Instructions for the task:
Express the material below as a JSON list of strings, with one string for each line and blank lines left out.

Records provided:
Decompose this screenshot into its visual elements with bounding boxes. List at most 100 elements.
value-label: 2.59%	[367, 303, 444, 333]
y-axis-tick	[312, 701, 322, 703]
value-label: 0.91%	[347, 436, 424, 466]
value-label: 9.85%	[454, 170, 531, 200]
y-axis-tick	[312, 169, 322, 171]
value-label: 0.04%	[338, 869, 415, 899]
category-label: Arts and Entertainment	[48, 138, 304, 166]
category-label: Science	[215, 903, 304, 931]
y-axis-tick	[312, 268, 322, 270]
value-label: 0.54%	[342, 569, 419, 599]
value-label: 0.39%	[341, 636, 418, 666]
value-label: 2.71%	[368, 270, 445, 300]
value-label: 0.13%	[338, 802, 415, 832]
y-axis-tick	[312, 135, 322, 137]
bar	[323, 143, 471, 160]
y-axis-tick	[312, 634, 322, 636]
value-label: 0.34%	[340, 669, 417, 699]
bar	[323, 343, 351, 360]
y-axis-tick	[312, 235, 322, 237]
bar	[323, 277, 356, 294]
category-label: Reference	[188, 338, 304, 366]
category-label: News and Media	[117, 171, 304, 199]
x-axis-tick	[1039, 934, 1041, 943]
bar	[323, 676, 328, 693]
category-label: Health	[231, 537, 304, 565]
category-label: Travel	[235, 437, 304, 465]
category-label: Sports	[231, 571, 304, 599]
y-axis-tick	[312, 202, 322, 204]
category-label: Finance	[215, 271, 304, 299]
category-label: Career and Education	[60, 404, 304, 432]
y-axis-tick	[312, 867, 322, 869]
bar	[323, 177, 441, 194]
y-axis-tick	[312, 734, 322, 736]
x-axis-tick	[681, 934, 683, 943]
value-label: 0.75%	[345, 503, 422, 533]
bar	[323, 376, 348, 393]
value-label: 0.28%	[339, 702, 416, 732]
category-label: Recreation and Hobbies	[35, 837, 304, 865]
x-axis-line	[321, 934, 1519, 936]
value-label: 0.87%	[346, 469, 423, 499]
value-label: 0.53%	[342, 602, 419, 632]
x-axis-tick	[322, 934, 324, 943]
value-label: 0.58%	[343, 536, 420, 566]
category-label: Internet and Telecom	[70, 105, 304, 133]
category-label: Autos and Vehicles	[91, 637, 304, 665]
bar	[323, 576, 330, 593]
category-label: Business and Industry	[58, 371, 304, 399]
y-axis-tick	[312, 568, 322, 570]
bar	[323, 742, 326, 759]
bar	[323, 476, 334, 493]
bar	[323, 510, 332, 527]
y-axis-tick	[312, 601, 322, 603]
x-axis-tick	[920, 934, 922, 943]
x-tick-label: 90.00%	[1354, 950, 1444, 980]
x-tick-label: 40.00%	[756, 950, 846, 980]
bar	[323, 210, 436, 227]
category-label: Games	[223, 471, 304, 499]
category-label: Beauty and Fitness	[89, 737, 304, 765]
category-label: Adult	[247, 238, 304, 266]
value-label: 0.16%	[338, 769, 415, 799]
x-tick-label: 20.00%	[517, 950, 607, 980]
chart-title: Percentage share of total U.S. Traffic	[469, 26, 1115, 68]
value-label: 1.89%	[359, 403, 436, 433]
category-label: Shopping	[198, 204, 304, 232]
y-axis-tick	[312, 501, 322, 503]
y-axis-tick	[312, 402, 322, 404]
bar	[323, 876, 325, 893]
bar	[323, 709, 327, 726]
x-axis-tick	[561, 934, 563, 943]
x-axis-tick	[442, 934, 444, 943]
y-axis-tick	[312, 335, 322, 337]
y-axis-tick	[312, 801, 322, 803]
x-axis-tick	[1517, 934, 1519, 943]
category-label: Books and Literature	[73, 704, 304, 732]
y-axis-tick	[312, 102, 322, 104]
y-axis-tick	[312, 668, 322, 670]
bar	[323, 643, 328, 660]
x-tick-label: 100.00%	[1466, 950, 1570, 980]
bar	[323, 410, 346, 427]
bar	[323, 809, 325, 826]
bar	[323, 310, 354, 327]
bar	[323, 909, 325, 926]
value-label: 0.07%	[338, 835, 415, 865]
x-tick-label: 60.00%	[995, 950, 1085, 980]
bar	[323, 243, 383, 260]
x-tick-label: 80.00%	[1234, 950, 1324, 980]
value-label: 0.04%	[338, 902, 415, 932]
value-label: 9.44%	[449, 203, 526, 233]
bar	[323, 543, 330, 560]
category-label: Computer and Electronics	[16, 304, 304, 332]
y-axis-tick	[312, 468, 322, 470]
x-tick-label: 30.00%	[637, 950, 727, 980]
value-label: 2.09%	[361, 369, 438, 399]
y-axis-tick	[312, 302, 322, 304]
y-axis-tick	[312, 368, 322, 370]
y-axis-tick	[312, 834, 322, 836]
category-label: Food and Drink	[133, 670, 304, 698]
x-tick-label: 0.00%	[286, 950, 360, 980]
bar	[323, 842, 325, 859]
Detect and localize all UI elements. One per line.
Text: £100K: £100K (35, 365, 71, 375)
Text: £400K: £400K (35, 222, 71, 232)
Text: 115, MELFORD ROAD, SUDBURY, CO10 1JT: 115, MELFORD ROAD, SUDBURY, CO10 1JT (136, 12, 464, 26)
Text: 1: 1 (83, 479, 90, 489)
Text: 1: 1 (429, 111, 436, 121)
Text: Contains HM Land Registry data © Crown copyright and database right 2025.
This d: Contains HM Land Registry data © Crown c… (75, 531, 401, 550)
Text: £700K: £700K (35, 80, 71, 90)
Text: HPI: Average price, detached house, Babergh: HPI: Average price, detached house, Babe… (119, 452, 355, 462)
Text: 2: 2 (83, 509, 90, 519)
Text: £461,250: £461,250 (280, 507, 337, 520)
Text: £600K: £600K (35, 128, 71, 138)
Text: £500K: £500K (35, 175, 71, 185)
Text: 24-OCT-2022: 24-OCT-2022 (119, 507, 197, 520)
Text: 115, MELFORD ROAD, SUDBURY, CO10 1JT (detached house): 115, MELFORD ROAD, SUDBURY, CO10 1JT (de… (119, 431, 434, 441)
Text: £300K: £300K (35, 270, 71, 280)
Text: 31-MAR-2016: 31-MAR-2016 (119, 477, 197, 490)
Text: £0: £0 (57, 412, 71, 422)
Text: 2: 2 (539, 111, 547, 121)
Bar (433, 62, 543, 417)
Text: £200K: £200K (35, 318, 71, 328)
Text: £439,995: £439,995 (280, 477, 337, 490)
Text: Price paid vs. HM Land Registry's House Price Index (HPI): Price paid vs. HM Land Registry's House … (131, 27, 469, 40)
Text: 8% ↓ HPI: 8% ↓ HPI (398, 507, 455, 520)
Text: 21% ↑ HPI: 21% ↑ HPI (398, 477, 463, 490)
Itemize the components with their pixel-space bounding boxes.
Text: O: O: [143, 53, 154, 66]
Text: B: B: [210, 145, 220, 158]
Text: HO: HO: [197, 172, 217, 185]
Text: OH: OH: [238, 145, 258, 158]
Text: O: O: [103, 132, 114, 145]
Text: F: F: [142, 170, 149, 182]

Solution to the exercise:
[
  "Decompose this screenshot into its visual elements with bounding boxes. List at most 100 elements.",
  "value-label: 2.59%\t[367, 303, 444, 333]",
  "y-axis-tick\t[312, 701, 322, 703]",
  "value-label: 0.91%\t[347, 436, 424, 466]",
  "value-label: 9.85%\t[454, 170, 531, 200]",
  "y-axis-tick\t[312, 169, 322, 171]",
  "value-label: 0.04%\t[338, 869, 415, 899]",
  "category-label: Arts and Entertainment\t[48, 138, 304, 166]",
  "category-label: Science\t[215, 903, 304, 931]",
  "y-axis-tick\t[312, 268, 322, 270]",
  "value-label: 0.54%\t[342, 569, 419, 599]",
  "value-label: 0.39%\t[341, 636, 418, 666]",
  "value-label: 2.71%\t[368, 270, 445, 300]",
  "value-label: 0.13%\t[338, 802, 415, 832]",
  "y-axis-tick\t[312, 135, 322, 137]",
  "bar\t[323, 143, 471, 160]",
  "y-axis-tick\t[312, 634, 322, 636]",
  "value-label: 0.34%\t[340, 669, 417, 699]",
  "bar\t[323, 343, 351, 360]",
  "y-axis-tick\t[312, 235, 322, 237]",
  "bar\t[323, 277, 356, 294]",
  "category-label: Reference\t[188, 338, 304, 366]",
  "category-label: News and Media\t[117, 171, 304, 199]",
  "x-axis-tick\t[1039, 934, 1041, 943]",
  "bar\t[323, 676, 328, 693]",
  "category-label: Health\t[231, 537, 304, 565]",
  "category-label: Travel\t[235, 437, 304, 465]",
  "category-label: Sports\t[231, 571, 304, 599]",
  "y-axis-tick\t[312, 202, 322, 204]",
  "category-label: Finance\t[215, 271, 304, 299]",
  "category-label: Career and Education\t[60, 404, 304, 432]",
  "y-axis-tick\t[312, 867, 322, 869]",
  "bar\t[323, 177, 441, 194]",
  "y-axis-tick\t[312, 734, 322, 736]",
  "x-axis-tick\t[681, 934, 683, 943]",
  "value-label: 0.75%\t[345, 503, 422, 533]",
  "bar\t[323, 376, 348, 393]",
  "value-label: 0.28%\t[339, 702, 416, 732]",
  "category-label: Recreation and Hobbies\t[35, 837, 304, 865]",
  "x-axis-line\t[321, 934, 1519, 936]",
  "value-label: 0.87%\t[346, 469, 423, 499]",
  "value-label: 0.53%\t[342, 602, 419, 632]",
  "x-axis-tick\t[322, 934, 324, 943]",
  "value-label: 0.58%\t[343, 536, 420, 566]",
  "category-label: Internet and Telecom\t[70, 105, 304, 133]",
  "category-label: Autos and Vehicles\t[91, 637, 304, 665]",
  "bar\t[323, 576, 330, 593]",
  "category-label: Business and Industry\t[58, 371, 304, 399]",
  "y-axis-tick\t[312, 568, 322, 570]",
  "bar\t[323, 742, 326, 759]",
  "bar\t[323, 476, 334, 493]",
  "bar\t[323, 510, 332, 527]",
  "y-axis-tick\t[312, 601, 322, 603]",
  "x-axis-tick\t[920, 934, 922, 943]",
  "x-tick-label: 90.00%\t[1354, 950, 1444, 980]",
  "x-tick-label: 40.00%\t[756, 950, 846, 980]",
  "bar\t[323, 210, 436, 227]",
  "category-label: Games\t[223, 471, 304, 499]",
  "category-label: Beauty and Fitness\t[89, 737, 304, 765]",
  "category-label: Adult\t[247, 238, 304, 266]",
  "value-label: 0.16%\t[338, 769, 415, 799]",
  "x-tick-label: 20.00%\t[517, 950, 607, 980]",
  "chart-title: Percentage share of total U.S. Traffic\t[469, 26, 1115, 68]",
  "value-label: 1.89%\t[359, 403, 436, 433]",
  "category-label: Shopping\t[198, 204, 304, 232]",
  "y-axis-tick\t[312, 501, 322, 503]",
  "y-axis-tick\t[312, 402, 322, 404]",
  "bar\t[323, 876, 325, 893]",
  "bar\t[323, 709, 327, 726]",
  "x-axis-tick\t[561, 934, 563, 943]",
  "x-axis-tick\t[442, 934, 444, 943]",
  "y-axis-tick\t[312, 335, 322, 337]",
  "y-axis-tick\t[312, 801, 322, 803]",
  "x-axis-tick\t[1517, 934, 1519, 943]",
  "category-label: Books and Literature\t[73, 704, 304, 732]",
  "y-axis-tick\t[312, 102, 322, 104]",
  "y-axis-tick\t[312, 668, 322, 670]",
  "bar\t[323, 643, 328, 660]",
  "x-tick-label: 100.00%\t[1466, 950, 1570, 980]",
  "bar\t[323, 410, 346, 427]",
  "bar\t[323, 809, 325, 826]",
  "bar\t[323, 310, 354, 327]",
  "bar\t[323, 909, 325, 926]",
  "value-label: 0.07%\t[338, 835, 415, 865]",
  "x-tick-label: 60.00%\t[995, 950, 1085, 980]",
  "bar\t[323, 243, 383, 260]",
  "x-tick-label: 80.00%\t[1234, 950, 1324, 980]",
  "value-label: 0.04%\t[338, 902, 415, 932]",
  "value-label: 9.44%\t[449, 203, 526, 233]",
  "bar\t[323, 543, 330, 560]",
  "category-label: Computer and Electronics\t[16, 304, 304, 332]",
  "y-axis-tick\t[312, 468, 322, 470]",
  "x-tick-label: 30.00%\t[637, 950, 727, 980]",
  "value-label: 2.09%\t[361, 369, 438, 399]",
  "y-axis-tick\t[312, 302, 322, 304]",
  "y-axis-tick\t[312, 368, 322, 370]",
  "y-axis-tick\t[312, 834, 322, 836]",
  "category-label: Food and Drink\t[133, 670, 304, 698]",
  "x-tick-label: 0.00%\t[286, 950, 360, 980]",
  "bar\t[323, 842, 325, 859]",
  "Detect and localize all UI elements. One per line.",
  "Text: £100K: £100K (35, 365, 71, 375)",
  "Text: £400K: £400K (35, 222, 71, 232)",
  "Text: 115, MELFORD ROAD, SUDBURY, CO10 1JT: 115, MELFORD ROAD, SUDBURY, CO10 1JT (136, 12, 464, 26)",
  "Text: 1: 1 (83, 479, 90, 489)",
  "Text: 1: 1 (429, 111, 436, 121)",
  "Text: Contains HM Land Registry data © Crown copyright and database right 2025.",
  "This d: Contains HM Land Registry data © Crown c… (75, 531, 401, 550)",
  "Text: £700K: £700K (35, 80, 71, 90)",
  "Text: HPI: Average price, detached house, Babergh: HPI: Average price, detached house, Babe… (119, 452, 355, 462)",
  "Text: 2: 2 (83, 509, 90, 519)",
  "Text: £461,250: £461,250 (280, 507, 337, 520)",
  "Text: £600K: £600K (35, 128, 71, 138)",
  "Text: £500K: £500K (35, 175, 71, 185)",
  "Text: 24-OCT-2022: 24-OCT-2022 (119, 507, 197, 520)",
  "Text: 115, MELFORD ROAD, SUDBURY, CO10 1JT (detached house): 115, MELFORD ROAD, SUDBURY, CO10 1JT (de… (119, 431, 434, 441)",
  "Text: £300K: £300K (35, 270, 71, 280)",
  "Text: 31-MAR-2016: 31-MAR-2016 (119, 477, 197, 490)",
  "Text: £0: £0 (57, 412, 71, 422)",
  "Text: 2: 2 (539, 111, 547, 121)",
  "Bar (433, 62, 543, 417)",
  "Text: £200K: £200K (35, 318, 71, 328)",
  "Text: £439,995: £439,995 (280, 477, 337, 490)",
  "Text: Price paid vs. HM Land Registry's House Price Index (HPI): Price paid vs. HM Land Registry's House … (131, 27, 469, 40)",
  "Text: 8% ↓ HPI: 8% ↓ HPI (398, 507, 455, 520)",
  "Text: 21% ↑ HPI: 21% ↑ HPI (398, 477, 463, 490)",
  "Itemize the components with their pixel-space bounding boxes.",
  "Text: O: O: [143, 53, 154, 66]",
  "Text: B: B: [210, 145, 220, 158]",
  "Text: HO: HO: [197, 172, 217, 185]",
  "Text: OH: OH: [238, 145, 258, 158]",
  "Text: O: O: [103, 132, 114, 145]",
  "Text: F: F: [142, 170, 149, 182]"
]